> Material supplied:
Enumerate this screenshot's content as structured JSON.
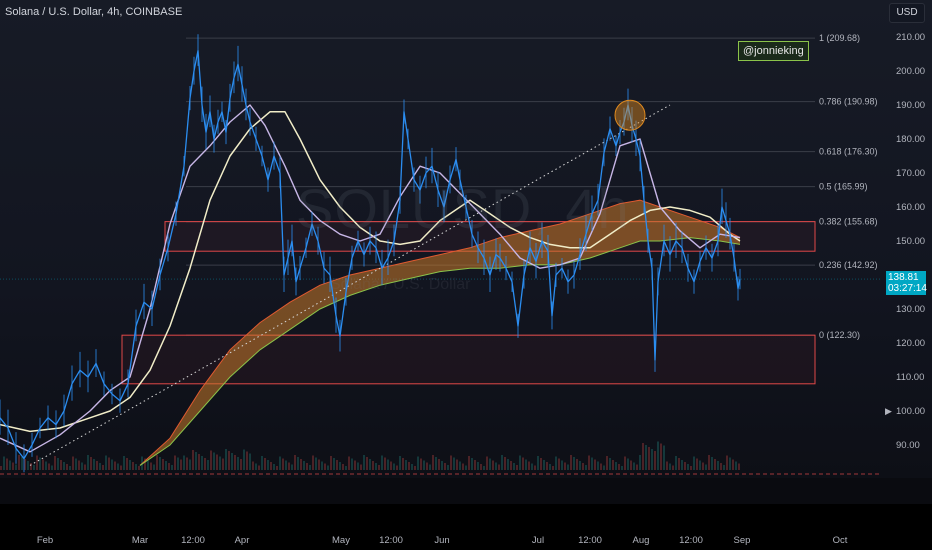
{
  "header": {
    "symbol_line": "Solana / U.S. Dollar, 4h, COINBASE",
    "currency": "USD",
    "watermark_tag": "@jonnieking",
    "bg_watermark": "SOLUSD, 4h",
    "bg_watermark_sub": "Solana / U.S. Dollar"
  },
  "price_tag": {
    "price": "138.81",
    "countdown": "03:27:14"
  },
  "scroll_arrow": "▶",
  "colors": {
    "background": "#131722",
    "price_line": "#2b8df0",
    "ma_white": "#f1edc8",
    "ma_lilac": "#c7b6e6",
    "ribbon_fill": "#c87a2a",
    "ribbon_edge": "#8bc34a",
    "fib_line": "#3a3e48",
    "zone_border": "#e04848",
    "trendline": "#d8d8d8",
    "circle": "#e08a1e",
    "accent": "#00a7c4"
  },
  "chart_data": {
    "type": "line",
    "title": "Solana / U.S. Dollar, 4h, COINBASE",
    "xlabel": "",
    "ylabel": "",
    "ylim": [
      84,
      212
    ],
    "y_ticks": [
      "210.00",
      "200.00",
      "190.00",
      "180.00",
      "170.00",
      "160.00",
      "150.00",
      "140.00",
      "130.00",
      "120.00",
      "110.00",
      "100.00",
      "90.00"
    ],
    "x_labels": [
      "Feb",
      "Mar",
      "12:00",
      "Apr",
      "May",
      "12:00",
      "Jun",
      "Jul",
      "12:00",
      "Aug",
      "12:00",
      "Sep",
      "Oct"
    ],
    "last_price": 138.81,
    "fib_levels": [
      {
        "label": "1 (209.68)",
        "value": 209.68
      },
      {
        "label": "0.786 (190.98)",
        "value": 190.98
      },
      {
        "label": "0.618 (176.30)",
        "value": 176.3
      },
      {
        "label": "0.5 (165.99)",
        "value": 165.99
      },
      {
        "label": "0.382 (155.68)",
        "value": 155.68
      },
      {
        "label": "0.236 (142.92)",
        "value": 142.92
      },
      {
        "label": "0 (122.30)",
        "value": 122.3
      }
    ],
    "zones": [
      {
        "from": 147,
        "to": 155.7
      },
      {
        "from": 108,
        "to": 122.3
      }
    ],
    "series": [
      {
        "values": [
          [
            0,
            98
          ],
          [
            8,
            95
          ],
          [
            16,
            89
          ],
          [
            24,
            86
          ],
          [
            32,
            90
          ],
          [
            40,
            95
          ],
          [
            48,
            98
          ],
          [
            56,
            96
          ],
          [
            64,
            100
          ],
          [
            72,
            108
          ],
          [
            80,
            112
          ],
          [
            88,
            110
          ],
          [
            96,
            114
          ],
          [
            104,
            108
          ],
          [
            112,
            105
          ],
          [
            120,
            103
          ],
          [
            128,
            108
          ],
          [
            136,
            125
          ],
          [
            144,
            132
          ],
          [
            152,
            130
          ],
          [
            160,
            140
          ],
          [
            168,
            148
          ],
          [
            176,
            158
          ],
          [
            184,
            172
          ],
          [
            190,
            192
          ],
          [
            194,
            200
          ],
          [
            198,
            206
          ],
          [
            202,
            190
          ],
          [
            206,
            182
          ],
          [
            210,
            188
          ],
          [
            214,
            180
          ],
          [
            218,
            185
          ],
          [
            222,
            188
          ],
          [
            226,
            182
          ],
          [
            230,
            192
          ],
          [
            234,
            198
          ],
          [
            238,
            202
          ],
          [
            242,
            196
          ],
          [
            246,
            190
          ],
          [
            250,
            185
          ],
          [
            256,
            180
          ],
          [
            262,
            175
          ],
          [
            268,
            168
          ],
          [
            274,
            175
          ],
          [
            280,
            170
          ],
          [
            284,
            140
          ],
          [
            288,
            145
          ],
          [
            292,
            150
          ],
          [
            296,
            138
          ],
          [
            300,
            142
          ],
          [
            306,
            148
          ],
          [
            312,
            155
          ],
          [
            318,
            150
          ],
          [
            324,
            142
          ],
          [
            330,
            140
          ],
          [
            336,
            128
          ],
          [
            340,
            122
          ],
          [
            346,
            135
          ],
          [
            352,
            145
          ],
          [
            358,
            150
          ],
          [
            364,
            146
          ],
          [
            370,
            150
          ],
          [
            376,
            148
          ],
          [
            382,
            142
          ],
          [
            388,
            145
          ],
          [
            394,
            150
          ],
          [
            400,
            162
          ],
          [
            404,
            188
          ],
          [
            408,
            180
          ],
          [
            414,
            168
          ],
          [
            420,
            165
          ],
          [
            426,
            170
          ],
          [
            432,
            172
          ],
          [
            438,
            165
          ],
          [
            444,
            160
          ],
          [
            450,
            168
          ],
          [
            456,
            174
          ],
          [
            460,
            168
          ],
          [
            466,
            160
          ],
          [
            472,
            152
          ],
          [
            478,
            148
          ],
          [
            484,
            145
          ],
          [
            490,
            140
          ],
          [
            496,
            146
          ],
          [
            500,
            145
          ],
          [
            506,
            142
          ],
          [
            512,
            138
          ],
          [
            518,
            125
          ],
          [
            524,
            140
          ],
          [
            530,
            148
          ],
          [
            536,
            144
          ],
          [
            542,
            150
          ],
          [
            548,
            147
          ],
          [
            552,
            128
          ],
          [
            556,
            140
          ],
          [
            562,
            142
          ],
          [
            568,
            138
          ],
          [
            574,
            140
          ],
          [
            580,
            146
          ],
          [
            586,
            152
          ],
          [
            592,
            158
          ],
          [
            598,
            162
          ],
          [
            604,
            176
          ],
          [
            610,
            183
          ],
          [
            616,
            178
          ],
          [
            620,
            182
          ],
          [
            624,
            185
          ],
          [
            628,
            190
          ],
          [
            632,
            184
          ],
          [
            636,
            180
          ],
          [
            640,
            175
          ],
          [
            644,
            162
          ],
          [
            648,
            150
          ],
          [
            652,
            142
          ],
          [
            655,
            115
          ],
          [
            658,
            138
          ],
          [
            664,
            150
          ],
          [
            670,
            146
          ],
          [
            676,
            150
          ],
          [
            682,
            148
          ],
          [
            688,
            142
          ],
          [
            694,
            138
          ],
          [
            700,
            144
          ],
          [
            706,
            148
          ],
          [
            712,
            145
          ],
          [
            718,
            150
          ],
          [
            722,
            160
          ],
          [
            726,
            156
          ],
          [
            730,
            152
          ],
          [
            734,
            145
          ],
          [
            738,
            136
          ],
          [
            740,
            138.81
          ]
        ]
      },
      {
        "values": [
          [
            0,
            96
          ],
          [
            30,
            94
          ],
          [
            60,
            95
          ],
          [
            90,
            98
          ],
          [
            110,
            100
          ],
          [
            130,
            104
          ],
          [
            150,
            112
          ],
          [
            170,
            125
          ],
          [
            190,
            142
          ],
          [
            210,
            162
          ],
          [
            230,
            175
          ],
          [
            250,
            183
          ],
          [
            270,
            188
          ],
          [
            285,
            188
          ],
          [
            300,
            180
          ],
          [
            320,
            168
          ],
          [
            340,
            160
          ],
          [
            360,
            154
          ],
          [
            380,
            150
          ],
          [
            400,
            149
          ],
          [
            420,
            150
          ],
          [
            440,
            156
          ],
          [
            460,
            160
          ],
          [
            470,
            162
          ],
          [
            490,
            158
          ],
          [
            510,
            154
          ],
          [
            530,
            151
          ],
          [
            550,
            149
          ],
          [
            570,
            148
          ],
          [
            590,
            148
          ],
          [
            610,
            152
          ],
          [
            630,
            156
          ],
          [
            650,
            159
          ],
          [
            670,
            160
          ],
          [
            690,
            159
          ],
          [
            710,
            157
          ],
          [
            730,
            152
          ],
          [
            740,
            150
          ]
        ]
      },
      {
        "values": [
          [
            0,
            92
          ],
          [
            30,
            88
          ],
          [
            60,
            93
          ],
          [
            90,
            100
          ],
          [
            110,
            106
          ],
          [
            130,
            110
          ],
          [
            150,
            130
          ],
          [
            170,
            155
          ],
          [
            190,
            172
          ],
          [
            210,
            178
          ],
          [
            230,
            185
          ],
          [
            250,
            190
          ],
          [
            265,
            184
          ],
          [
            285,
            172
          ],
          [
            300,
            162
          ],
          [
            320,
            156
          ],
          [
            340,
            152
          ],
          [
            360,
            150
          ],
          [
            380,
            152
          ],
          [
            400,
            163
          ],
          [
            420,
            172
          ],
          [
            440,
            170
          ],
          [
            460,
            164
          ],
          [
            480,
            158
          ],
          [
            500,
            152
          ],
          [
            520,
            145
          ],
          [
            540,
            142
          ],
          [
            560,
            143
          ],
          [
            580,
            145
          ],
          [
            600,
            158
          ],
          [
            620,
            178
          ],
          [
            640,
            180
          ],
          [
            650,
            170
          ],
          [
            660,
            160
          ],
          [
            680,
            153
          ],
          [
            700,
            148
          ],
          [
            720,
            152
          ],
          [
            740,
            151
          ]
        ]
      },
      {
        "name": "",
        "values_top": [
          [
            140,
            84
          ],
          [
            170,
            92
          ],
          [
            200,
            106
          ],
          [
            230,
            118
          ],
          [
            260,
            126
          ],
          [
            290,
            132
          ],
          [
            320,
            137
          ],
          [
            350,
            140
          ],
          [
            380,
            142
          ],
          [
            410,
            144
          ],
          [
            440,
            146
          ],
          [
            470,
            148
          ],
          [
            500,
            151
          ],
          [
            530,
            153
          ],
          [
            560,
            155
          ],
          [
            590,
            158
          ],
          [
            620,
            161
          ],
          [
            640,
            162
          ],
          [
            660,
            160
          ],
          [
            690,
            157
          ],
          [
            720,
            154
          ],
          [
            740,
            151
          ]
        ],
        "values_bottom": [
          [
            140,
            84
          ],
          [
            170,
            90
          ],
          [
            200,
            100
          ],
          [
            230,
            110
          ],
          [
            260,
            118
          ],
          [
            290,
            124
          ],
          [
            320,
            130
          ],
          [
            350,
            134
          ],
          [
            380,
            137
          ],
          [
            410,
            139
          ],
          [
            440,
            141
          ],
          [
            470,
            142
          ],
          [
            500,
            142
          ],
          [
            530,
            143
          ],
          [
            560,
            143
          ],
          [
            590,
            145
          ],
          [
            620,
            148
          ],
          [
            640,
            150
          ],
          [
            660,
            150
          ],
          [
            690,
            151
          ],
          [
            720,
            150
          ],
          [
            740,
            149
          ]
        ]
      }
    ],
    "trendline": {
      "from": [
        30,
        84
      ],
      "to": [
        670,
        190
      ]
    },
    "highlight_circle": {
      "x": 630,
      "value": 187
    }
  }
}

> Goal:
Which lines hold the word "Solana"? Return all of them from the records above.

> Result for this exercise:
    "symbol_line": "Solana / U.S. Dollar, 4h, COINBASE",
    "bg_watermark_sub": "Solana / U.S. Dollar"
    "title": "Solana / U.S. Dollar, 4h, COINBASE",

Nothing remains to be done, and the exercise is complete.